Data records:
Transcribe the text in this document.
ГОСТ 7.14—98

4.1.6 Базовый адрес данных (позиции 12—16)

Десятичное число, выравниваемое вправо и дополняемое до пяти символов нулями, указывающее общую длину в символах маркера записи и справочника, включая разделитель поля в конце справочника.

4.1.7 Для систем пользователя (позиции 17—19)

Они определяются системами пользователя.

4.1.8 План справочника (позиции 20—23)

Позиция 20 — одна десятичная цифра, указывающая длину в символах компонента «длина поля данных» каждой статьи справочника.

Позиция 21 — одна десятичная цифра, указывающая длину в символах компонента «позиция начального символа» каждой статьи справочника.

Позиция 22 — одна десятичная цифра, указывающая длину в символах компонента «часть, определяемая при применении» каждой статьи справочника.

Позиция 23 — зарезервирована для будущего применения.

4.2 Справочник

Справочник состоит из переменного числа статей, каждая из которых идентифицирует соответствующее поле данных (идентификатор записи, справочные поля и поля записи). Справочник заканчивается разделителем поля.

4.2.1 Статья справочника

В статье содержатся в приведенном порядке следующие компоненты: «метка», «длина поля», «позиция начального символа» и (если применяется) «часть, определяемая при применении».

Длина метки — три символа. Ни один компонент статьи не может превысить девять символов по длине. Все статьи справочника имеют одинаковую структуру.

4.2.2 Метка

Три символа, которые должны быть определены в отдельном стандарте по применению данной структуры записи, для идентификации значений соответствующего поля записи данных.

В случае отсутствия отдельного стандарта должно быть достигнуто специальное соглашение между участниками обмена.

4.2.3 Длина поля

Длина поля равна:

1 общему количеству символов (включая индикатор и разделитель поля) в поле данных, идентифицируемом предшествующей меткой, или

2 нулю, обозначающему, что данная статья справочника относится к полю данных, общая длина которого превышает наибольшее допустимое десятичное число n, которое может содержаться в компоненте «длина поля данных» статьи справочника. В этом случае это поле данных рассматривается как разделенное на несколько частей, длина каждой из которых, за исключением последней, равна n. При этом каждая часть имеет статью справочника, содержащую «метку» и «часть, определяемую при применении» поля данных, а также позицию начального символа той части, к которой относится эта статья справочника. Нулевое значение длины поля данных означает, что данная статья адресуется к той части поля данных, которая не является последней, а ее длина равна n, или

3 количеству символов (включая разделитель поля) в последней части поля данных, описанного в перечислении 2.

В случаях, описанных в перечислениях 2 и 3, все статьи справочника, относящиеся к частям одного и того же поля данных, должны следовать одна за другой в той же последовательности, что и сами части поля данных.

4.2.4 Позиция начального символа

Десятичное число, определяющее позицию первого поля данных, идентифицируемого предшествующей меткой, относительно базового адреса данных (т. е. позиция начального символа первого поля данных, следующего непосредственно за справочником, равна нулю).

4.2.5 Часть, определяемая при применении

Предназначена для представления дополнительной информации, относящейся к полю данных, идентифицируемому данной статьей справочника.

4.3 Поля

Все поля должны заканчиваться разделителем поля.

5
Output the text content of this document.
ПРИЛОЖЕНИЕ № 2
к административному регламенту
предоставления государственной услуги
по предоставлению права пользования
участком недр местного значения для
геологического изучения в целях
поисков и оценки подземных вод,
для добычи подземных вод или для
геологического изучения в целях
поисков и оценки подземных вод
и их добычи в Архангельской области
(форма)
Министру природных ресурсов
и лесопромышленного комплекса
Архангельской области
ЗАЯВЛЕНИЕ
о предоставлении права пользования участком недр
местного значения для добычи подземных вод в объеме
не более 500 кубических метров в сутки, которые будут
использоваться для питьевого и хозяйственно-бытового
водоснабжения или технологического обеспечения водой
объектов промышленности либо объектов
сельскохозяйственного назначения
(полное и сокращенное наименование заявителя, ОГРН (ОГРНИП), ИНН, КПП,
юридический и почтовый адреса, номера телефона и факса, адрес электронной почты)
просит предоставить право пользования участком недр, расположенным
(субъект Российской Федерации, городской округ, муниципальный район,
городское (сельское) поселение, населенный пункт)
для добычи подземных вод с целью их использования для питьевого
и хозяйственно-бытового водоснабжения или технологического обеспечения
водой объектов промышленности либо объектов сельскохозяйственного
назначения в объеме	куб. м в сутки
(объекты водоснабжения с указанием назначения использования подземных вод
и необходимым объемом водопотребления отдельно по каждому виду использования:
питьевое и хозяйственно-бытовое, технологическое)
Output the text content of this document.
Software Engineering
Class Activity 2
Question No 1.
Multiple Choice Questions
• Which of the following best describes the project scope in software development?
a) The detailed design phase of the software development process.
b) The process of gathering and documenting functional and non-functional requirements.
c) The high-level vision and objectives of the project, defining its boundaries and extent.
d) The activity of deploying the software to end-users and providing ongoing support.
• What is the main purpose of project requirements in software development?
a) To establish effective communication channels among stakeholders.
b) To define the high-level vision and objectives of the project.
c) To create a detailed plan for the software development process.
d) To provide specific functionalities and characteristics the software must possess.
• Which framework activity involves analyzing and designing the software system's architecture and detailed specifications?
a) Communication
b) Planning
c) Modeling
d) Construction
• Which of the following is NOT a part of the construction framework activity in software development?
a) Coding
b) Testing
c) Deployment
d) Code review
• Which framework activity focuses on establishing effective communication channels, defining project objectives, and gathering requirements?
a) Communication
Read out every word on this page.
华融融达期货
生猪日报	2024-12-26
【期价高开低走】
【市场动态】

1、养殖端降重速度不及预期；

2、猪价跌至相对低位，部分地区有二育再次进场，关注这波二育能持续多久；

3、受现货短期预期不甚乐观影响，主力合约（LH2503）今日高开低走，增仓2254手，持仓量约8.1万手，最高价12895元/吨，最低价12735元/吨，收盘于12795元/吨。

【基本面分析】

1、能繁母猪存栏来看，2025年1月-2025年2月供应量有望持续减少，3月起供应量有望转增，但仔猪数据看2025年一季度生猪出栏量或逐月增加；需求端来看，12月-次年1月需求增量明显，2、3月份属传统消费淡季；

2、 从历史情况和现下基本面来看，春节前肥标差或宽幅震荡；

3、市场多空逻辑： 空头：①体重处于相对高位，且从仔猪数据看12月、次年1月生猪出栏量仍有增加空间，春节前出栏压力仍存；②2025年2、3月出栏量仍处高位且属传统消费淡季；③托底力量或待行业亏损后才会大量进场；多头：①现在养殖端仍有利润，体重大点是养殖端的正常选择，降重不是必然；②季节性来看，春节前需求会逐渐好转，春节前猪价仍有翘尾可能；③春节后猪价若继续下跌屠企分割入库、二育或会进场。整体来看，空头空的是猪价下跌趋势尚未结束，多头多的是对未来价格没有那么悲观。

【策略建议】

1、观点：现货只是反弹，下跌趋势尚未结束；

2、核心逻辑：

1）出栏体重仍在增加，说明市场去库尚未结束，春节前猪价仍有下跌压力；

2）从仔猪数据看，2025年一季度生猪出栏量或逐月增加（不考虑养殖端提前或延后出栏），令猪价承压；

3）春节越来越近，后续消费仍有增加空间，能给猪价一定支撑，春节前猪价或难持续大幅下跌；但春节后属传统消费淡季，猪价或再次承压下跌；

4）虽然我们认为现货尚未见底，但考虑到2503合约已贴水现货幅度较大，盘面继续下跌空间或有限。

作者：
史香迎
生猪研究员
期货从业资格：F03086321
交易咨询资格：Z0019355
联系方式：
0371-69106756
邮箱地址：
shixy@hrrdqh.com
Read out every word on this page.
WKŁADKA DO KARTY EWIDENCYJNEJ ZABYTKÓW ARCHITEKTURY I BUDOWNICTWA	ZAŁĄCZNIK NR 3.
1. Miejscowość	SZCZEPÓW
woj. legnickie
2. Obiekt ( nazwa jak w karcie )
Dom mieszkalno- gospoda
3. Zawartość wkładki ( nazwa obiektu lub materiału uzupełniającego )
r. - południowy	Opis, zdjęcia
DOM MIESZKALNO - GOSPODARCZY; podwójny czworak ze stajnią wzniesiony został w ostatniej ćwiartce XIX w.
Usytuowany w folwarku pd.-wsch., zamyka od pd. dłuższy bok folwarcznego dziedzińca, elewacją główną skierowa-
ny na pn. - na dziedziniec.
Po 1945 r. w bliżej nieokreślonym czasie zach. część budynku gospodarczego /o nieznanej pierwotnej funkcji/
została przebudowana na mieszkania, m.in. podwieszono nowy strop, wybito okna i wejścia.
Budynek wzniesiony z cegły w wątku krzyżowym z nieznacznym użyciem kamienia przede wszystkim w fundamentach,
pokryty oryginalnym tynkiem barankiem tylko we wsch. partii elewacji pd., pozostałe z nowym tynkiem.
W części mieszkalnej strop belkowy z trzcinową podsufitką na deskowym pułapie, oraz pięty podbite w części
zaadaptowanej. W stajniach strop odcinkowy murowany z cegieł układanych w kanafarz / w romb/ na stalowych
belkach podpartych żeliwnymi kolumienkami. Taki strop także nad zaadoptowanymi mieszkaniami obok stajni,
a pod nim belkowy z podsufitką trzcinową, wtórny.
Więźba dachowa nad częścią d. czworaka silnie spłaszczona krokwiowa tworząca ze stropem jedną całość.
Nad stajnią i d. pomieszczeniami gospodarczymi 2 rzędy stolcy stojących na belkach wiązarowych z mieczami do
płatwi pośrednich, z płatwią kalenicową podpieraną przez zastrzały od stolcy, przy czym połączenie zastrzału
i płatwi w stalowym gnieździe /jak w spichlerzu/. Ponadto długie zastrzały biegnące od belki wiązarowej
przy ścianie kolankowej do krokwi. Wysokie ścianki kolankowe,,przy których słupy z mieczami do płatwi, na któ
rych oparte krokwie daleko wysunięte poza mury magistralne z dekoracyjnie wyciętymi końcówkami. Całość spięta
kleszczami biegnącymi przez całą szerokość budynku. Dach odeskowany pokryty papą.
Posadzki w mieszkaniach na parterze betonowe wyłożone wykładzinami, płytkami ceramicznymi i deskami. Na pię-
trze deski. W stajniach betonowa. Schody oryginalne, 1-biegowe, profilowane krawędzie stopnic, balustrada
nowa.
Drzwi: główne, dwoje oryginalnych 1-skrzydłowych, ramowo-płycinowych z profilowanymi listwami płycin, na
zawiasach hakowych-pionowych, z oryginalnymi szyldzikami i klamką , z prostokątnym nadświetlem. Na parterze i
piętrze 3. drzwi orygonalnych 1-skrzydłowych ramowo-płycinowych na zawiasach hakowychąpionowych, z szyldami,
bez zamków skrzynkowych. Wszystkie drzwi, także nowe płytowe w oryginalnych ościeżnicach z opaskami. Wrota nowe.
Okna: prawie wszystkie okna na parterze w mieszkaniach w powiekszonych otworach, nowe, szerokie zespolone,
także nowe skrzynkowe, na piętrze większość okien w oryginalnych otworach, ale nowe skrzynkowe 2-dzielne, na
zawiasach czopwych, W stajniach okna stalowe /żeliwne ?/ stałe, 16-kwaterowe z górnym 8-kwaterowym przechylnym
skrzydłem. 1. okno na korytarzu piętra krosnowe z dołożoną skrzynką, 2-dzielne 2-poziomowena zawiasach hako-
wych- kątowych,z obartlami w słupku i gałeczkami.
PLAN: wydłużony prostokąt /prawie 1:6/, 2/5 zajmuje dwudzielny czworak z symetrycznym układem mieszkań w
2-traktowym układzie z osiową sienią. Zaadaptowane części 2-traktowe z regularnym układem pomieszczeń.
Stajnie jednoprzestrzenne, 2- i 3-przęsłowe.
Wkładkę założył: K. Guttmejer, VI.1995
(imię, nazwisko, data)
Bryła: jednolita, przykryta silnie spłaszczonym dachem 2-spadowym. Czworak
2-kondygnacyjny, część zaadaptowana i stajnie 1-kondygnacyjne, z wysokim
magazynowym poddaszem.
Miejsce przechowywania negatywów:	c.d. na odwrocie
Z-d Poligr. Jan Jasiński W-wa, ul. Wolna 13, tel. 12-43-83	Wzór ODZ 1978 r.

Problem description:
Select every line where the word "оценки" occurs.

Exercise answer:
поисков и оценки подземных вод,
поисков и оценки подземных вод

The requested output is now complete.